Repeat the material exactly, leaving nothing out.

# # # #

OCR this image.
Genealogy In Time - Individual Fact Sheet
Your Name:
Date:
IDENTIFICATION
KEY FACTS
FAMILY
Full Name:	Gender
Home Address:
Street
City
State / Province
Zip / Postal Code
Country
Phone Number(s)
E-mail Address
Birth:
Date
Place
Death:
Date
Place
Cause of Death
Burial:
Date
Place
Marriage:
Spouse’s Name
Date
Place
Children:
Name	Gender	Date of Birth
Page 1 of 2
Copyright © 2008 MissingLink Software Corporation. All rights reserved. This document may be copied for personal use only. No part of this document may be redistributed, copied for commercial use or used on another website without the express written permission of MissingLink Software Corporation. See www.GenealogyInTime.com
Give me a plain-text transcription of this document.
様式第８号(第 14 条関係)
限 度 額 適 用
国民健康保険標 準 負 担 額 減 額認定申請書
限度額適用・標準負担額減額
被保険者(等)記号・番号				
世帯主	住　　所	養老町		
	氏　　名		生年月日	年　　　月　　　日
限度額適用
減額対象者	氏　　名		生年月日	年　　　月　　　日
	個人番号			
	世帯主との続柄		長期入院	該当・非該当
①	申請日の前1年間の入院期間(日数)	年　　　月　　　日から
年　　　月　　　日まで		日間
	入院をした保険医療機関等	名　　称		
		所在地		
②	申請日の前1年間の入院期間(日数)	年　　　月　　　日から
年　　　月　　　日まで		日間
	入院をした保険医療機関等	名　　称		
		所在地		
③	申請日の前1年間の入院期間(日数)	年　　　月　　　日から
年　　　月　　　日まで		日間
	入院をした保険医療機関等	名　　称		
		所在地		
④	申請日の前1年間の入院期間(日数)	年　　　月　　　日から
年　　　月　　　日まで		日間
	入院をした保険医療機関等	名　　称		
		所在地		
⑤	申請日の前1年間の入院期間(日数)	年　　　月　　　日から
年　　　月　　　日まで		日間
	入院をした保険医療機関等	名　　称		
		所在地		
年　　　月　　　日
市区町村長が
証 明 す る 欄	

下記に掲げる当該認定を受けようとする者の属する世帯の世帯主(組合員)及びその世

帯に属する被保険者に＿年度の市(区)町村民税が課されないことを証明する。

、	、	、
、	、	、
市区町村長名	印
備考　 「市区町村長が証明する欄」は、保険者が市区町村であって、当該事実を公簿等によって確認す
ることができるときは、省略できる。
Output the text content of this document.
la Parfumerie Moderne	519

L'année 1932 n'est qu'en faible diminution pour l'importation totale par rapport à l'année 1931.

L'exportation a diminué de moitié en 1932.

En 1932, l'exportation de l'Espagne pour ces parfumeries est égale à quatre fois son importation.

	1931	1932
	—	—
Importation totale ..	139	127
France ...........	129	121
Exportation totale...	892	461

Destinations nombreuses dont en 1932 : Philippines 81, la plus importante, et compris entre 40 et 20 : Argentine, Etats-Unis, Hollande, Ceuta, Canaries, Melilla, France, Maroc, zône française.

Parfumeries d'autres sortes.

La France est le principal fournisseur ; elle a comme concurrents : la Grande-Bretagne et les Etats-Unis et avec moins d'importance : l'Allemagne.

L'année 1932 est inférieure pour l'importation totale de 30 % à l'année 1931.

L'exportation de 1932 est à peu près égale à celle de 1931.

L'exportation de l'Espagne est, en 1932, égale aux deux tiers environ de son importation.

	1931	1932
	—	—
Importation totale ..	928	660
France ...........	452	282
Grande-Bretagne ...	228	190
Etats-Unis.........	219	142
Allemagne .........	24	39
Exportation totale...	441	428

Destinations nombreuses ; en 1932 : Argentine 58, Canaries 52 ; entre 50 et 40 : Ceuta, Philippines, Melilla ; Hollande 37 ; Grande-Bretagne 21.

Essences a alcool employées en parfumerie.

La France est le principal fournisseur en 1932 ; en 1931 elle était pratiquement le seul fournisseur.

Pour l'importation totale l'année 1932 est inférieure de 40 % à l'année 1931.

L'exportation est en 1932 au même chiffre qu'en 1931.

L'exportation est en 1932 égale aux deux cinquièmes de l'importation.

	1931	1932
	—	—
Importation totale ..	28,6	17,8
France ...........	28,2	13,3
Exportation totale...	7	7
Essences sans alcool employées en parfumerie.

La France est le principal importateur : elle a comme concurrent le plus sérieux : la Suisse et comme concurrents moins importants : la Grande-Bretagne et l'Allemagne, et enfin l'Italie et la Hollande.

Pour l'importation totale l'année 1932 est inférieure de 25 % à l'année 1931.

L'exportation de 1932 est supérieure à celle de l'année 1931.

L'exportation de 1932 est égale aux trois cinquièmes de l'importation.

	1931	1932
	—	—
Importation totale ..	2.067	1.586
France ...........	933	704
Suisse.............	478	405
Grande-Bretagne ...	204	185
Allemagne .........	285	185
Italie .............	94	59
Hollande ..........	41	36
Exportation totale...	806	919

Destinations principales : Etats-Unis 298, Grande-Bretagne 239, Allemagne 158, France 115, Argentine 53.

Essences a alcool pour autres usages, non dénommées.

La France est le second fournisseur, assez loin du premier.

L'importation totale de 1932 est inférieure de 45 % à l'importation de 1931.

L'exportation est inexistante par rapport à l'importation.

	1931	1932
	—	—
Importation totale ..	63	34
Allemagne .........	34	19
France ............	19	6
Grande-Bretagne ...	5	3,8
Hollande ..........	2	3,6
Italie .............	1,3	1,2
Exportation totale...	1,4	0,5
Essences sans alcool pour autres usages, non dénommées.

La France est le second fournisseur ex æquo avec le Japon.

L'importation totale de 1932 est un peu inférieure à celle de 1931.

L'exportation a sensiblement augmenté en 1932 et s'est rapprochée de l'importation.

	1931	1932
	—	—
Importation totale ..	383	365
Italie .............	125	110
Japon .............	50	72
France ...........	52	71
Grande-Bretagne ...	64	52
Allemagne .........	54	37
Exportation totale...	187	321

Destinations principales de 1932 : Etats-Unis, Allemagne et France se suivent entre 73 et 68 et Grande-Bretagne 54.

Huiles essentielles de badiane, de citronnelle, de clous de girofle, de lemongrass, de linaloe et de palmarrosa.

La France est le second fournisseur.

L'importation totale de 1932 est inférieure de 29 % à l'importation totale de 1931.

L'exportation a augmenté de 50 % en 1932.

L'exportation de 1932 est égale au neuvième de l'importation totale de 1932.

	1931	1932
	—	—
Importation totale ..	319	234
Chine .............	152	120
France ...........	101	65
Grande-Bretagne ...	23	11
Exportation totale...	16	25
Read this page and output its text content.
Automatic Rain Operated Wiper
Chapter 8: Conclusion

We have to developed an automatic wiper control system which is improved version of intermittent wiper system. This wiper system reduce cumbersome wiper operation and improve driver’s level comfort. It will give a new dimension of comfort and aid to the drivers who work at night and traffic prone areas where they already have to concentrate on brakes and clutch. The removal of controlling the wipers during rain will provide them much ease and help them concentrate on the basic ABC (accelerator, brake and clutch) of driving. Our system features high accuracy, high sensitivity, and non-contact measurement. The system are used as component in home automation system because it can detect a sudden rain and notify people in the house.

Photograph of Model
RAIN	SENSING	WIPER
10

# # # #

**EXERCISE RESPONSE**
OCR this image.
Genealogy In Time - Individual Fact Sheet
Your Name:
Date:
IDENTIFICATION
KEY FACTS
FAMILY
Full Name:	Gender
Home Address:
Street
City
State / Province
Zip / Postal Code
Country
Phone Number(s)
E-mail Address
Birth:
Date
Place
Death:
Date
Place
Cause of Death
Burial:
Date
Place
Marriage:
Spouse’s Name
Date
Place
Children:
Name	Gender	Date of Birth
Page 1 of 2
Copyright © 2008 MissingLink Software Corporation. All rights reserved. This document may be copied for personal use only. No part of this document may be redistributed, copied for commercial use or used on another website without the express written permission of MissingLink Software Corporation. See www.GenealogyInTime.com
Give me a plain-text transcription of this document.
様式第８号(第 14 条関係)
限 度 額 適 用
国民健康保険標 準 負 担 額 減 額認定申請書
限度額適用・標準負担額減額
被保険者(等)記号・番号				
世帯主	住　　所	養老町		
	氏　　名		生年月日	年　　　月　　　日
限度額適用
減額対象者	氏　　名		生年月日	年　　　月　　　日
	個人番号			
	世帯主との続柄		長期入院	該当・非該当
①	申請日の前1年間の入院期間(日数)	年　　　月　　　日から
年　　　月　　　日まで		日間
	入院をした保険医療機関等	名　　称		
		所在地		
②	申請日の前1年間の入院期間(日数)	年　　　月　　　日から
年　　　月　　　日まで		日間
	入院をした保険医療機関等	名　　称		
		所在地		
③	申請日の前1年間の入院期間(日数)	年　　　月　　　日から
年　　　月　　　日まで		日間
	入院をした保険医療機関等	名　　称		
		所在地		
④	申請日の前1年間の入院期間(日数)	年　　　月　　　日から
年　　　月　　　日まで		日間
	入院をした保険医療機関等	名　　称		
		所在地		
⑤	申請日の前1年間の入院期間(日数)	年　　　月　　　日から
年　　　月　　　日まで		日間
	入院をした保険医療機関等	名　　称		
		所在地		
年　　　月　　　日
市区町村長が
証 明 す る 欄	

下記に掲げる当該認定を受けようとする者の属する世帯の世帯主(組合員)及びその世

帯に属する被保険者に＿年度の市(区)町村民税が課されないことを証明する。

、	、	、
、	、	、
市区町村長名	印
備考　 「市区町村長が証明する欄」は、保険者が市区町村であって、当該事実を公簿等によって確認す
ることができるときは、省略できる。
Output the text content of this document.
la Parfumerie Moderne	519

L'année 1932 n'est qu'en faible diminution pour l'importation totale par rapport à l'année 1931.

L'exportation a diminué de moitié en 1932.

En 1932, l'exportation de l'Espagne pour ces parfumeries est égale à quatre fois son importation.

	1931	1932
	—	—
Importation totale ..	139	127
France ...........	129	121
Exportation totale...	892	461

Destinations nombreuses dont en 1932 : Philippines 81, la plus importante, et compris entre 40 et 20 : Argentine, Etats-Unis, Hollande, Ceuta, Canaries, Melilla, France, Maroc, zône française.

Parfumeries d'autres sortes.

La France est le principal fournisseur ; elle a comme concurrents : la Grande-Bretagne et les Etats-Unis et avec moins d'importance : l'Allemagne.

L'année 1932 est inférieure pour l'importation totale de 30 % à l'année 1931.

L'exportation de 1932 est à peu près égale à celle de 1931.

L'exportation de l'Espagne est, en 1932, égale aux deux tiers environ de son importation.

	1931	1932
	—	—
Importation totale ..	928	660
France ...........	452	282
Grande-Bretagne ...	228	190
Etats-Unis.........	219	142
Allemagne .........	24	39
Exportation totale...	441	428

Destinations nombreuses ; en 1932 : Argentine 58, Canaries 52 ; entre 50 et 40 : Ceuta, Philippines, Melilla ; Hollande 37 ; Grande-Bretagne 21.

Essences a alcool employées en parfumerie.

La France est le principal fournisseur en 1932 ; en 1931 elle était pratiquement le seul fournisseur.

Pour l'importation totale l'année 1932 est inférieure de 40 % à l'année 1931.

L'exportation est en 1932 au même chiffre qu'en 1931.

L'exportation est en 1932 égale aux deux cinquièmes de l'importation.

	1931	1932
	—	—
Importation totale ..	28,6	17,8
France ...........	28,2	13,3
Exportation totale...	7	7
Essences sans alcool employées en parfumerie.

La France est le principal importateur : elle a comme concurrent le plus sérieux : la Suisse et comme concurrents moins importants : la Grande-Bretagne et l'Allemagne, et enfin l'Italie et la Hollande.

Pour l'importation totale l'année 1932 est inférieure de 25 % à l'année 1931.

L'exportation de 1932 est supérieure à celle de l'année 1931.

L'exportation de 1932 est égale aux trois cinquièmes de l'importation.

	1931	1932
	—	—
Importation totale ..	2.067	1.586
France ...........	933	704
Suisse.............	478	405
Grande-Bretagne ...	204	185
Allemagne .........	285	185
Italie .............	94	59
Hollande ..........	41	36
Exportation totale...	806	919

Destinations principales : Etats-Unis 298, Grande-Bretagne 239, Allemagne 158, France 115, Argentine 53.

Essences a alcool pour autres usages, non dénommées.

La France est le second fournisseur, assez loin du premier.

L'importation totale de 1932 est inférieure de 45 % à l'importation de 1931.

L'exportation est inexistante par rapport à l'importation.

	1931	1932
	—	—
Importation totale ..	63	34
Allemagne .........	34	19
France ............	19	6
Grande-Bretagne ...	5	3,8
Hollande ..........	2	3,6
Italie .............	1,3	1,2
Exportation totale...	1,4	0,5
Essences sans alcool pour autres usages, non dénommées.

La France est le second fournisseur ex æquo avec le Japon.

L'importation totale de 1932 est un peu inférieure à celle de 1931.

L'exportation a sensiblement augmenté en 1932 et s'est rapprochée de l'importation.

	1931	1932
	—	—
Importation totale ..	383	365
Italie .............	125	110
Japon .............	50	72
France ...........	52	71
Grande-Bretagne ...	64	52
Allemagne .........	54	37
Exportation totale...	187	321

Destinations principales de 1932 : Etats-Unis, Allemagne et France se suivent entre 73 et 68 et Grande-Bretagne 54.

Huiles essentielles de badiane, de citronnelle, de clous de girofle, de lemongrass, de linaloe et de palmarrosa.

La France est le second fournisseur.

L'importation totale de 1932 est inférieure de 29 % à l'importation totale de 1931.

L'exportation a augmenté de 50 % en 1932.

L'exportation de 1932 est égale au neuvième de l'importation totale de 1932.

	1931	1932
	—	—
Importation totale ..	319	234
Chine .............	152	120
France ...........	101	65
Grande-Bretagne ...	23	11
Exportation totale...	16	25
Read this page and output its text content.
Automatic Rain Operated Wiper
Chapter 8: Conclusion

We have to developed an automatic wiper control system which is improved version of intermittent wiper system. This wiper system reduce cumbersome wiper operation and improve driver’s level comfort. It will give a new dimension of comfort and aid to the drivers who work at night and traffic prone areas where they already have to concentrate on brakes and clutch. The removal of controlling the wipers during rain will provide them much ease and help them concentrate on the basic ABC (accelerator, brake and clutch) of driving. Our system features high accuracy, high sensitivity, and non-contact measurement. The system are used as component in home automation system because it can detect a sudden rain and notify people in the house.

Photograph of Model
RAIN	SENSING	WIPER
10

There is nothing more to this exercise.